• _Stored items from a collection_:

----------

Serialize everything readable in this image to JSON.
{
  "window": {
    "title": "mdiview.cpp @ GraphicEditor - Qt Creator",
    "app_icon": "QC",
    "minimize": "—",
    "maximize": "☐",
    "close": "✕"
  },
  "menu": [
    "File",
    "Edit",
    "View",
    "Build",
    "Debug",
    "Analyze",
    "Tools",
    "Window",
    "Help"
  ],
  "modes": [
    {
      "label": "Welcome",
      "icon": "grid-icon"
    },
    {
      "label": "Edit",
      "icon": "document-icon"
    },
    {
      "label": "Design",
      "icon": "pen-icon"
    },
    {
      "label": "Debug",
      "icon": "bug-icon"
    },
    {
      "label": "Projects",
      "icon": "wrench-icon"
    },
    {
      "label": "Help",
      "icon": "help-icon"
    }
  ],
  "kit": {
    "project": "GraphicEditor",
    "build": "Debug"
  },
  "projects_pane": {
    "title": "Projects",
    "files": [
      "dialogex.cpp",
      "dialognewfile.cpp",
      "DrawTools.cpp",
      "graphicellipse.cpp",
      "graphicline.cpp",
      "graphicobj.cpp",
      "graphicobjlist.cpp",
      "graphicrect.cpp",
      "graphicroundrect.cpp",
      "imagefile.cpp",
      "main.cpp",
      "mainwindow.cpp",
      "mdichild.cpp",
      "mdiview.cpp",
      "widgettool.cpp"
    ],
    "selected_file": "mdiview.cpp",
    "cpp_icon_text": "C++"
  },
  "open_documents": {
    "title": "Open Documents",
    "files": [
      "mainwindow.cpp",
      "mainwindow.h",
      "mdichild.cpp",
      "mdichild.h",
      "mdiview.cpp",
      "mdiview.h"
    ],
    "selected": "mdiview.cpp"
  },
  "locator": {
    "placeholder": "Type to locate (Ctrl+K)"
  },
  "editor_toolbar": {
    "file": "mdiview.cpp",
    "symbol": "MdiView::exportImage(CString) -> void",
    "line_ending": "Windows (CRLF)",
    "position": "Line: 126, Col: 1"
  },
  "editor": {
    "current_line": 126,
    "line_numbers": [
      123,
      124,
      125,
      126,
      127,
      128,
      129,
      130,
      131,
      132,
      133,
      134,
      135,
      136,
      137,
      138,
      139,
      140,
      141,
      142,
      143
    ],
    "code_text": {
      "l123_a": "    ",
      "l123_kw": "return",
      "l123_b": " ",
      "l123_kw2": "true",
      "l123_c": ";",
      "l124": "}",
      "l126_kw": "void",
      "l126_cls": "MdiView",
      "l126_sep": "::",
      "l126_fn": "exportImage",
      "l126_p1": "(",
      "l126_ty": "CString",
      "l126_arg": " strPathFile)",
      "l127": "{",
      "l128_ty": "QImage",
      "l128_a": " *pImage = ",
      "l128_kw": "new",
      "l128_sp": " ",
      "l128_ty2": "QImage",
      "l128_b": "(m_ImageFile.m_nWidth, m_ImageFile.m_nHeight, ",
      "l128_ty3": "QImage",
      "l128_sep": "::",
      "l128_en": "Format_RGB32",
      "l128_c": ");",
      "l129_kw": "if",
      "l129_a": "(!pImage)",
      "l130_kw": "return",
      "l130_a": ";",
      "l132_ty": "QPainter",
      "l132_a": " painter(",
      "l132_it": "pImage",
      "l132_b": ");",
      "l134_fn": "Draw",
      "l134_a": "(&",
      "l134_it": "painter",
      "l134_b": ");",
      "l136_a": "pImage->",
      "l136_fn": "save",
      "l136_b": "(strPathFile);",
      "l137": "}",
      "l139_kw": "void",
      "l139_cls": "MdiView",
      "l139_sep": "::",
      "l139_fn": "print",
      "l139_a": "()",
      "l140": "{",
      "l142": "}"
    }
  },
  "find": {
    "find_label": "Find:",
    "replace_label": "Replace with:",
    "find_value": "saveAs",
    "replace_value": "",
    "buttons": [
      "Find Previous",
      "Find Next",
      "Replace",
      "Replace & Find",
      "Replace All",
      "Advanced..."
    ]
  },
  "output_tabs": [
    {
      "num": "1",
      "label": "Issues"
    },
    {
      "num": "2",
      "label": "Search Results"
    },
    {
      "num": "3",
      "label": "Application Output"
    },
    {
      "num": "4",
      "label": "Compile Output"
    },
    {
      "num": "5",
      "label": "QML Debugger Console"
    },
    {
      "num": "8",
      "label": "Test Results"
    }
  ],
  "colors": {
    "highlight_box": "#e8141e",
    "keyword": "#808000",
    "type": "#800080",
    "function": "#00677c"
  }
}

----------

• _What needs to be done_: Pull out every line of the records that includes the string "QImage".

• _Task solution_:
      "l128_ty": "QImage",
      "l128_ty2": "QImage",
      "l128_ty3": "QImage",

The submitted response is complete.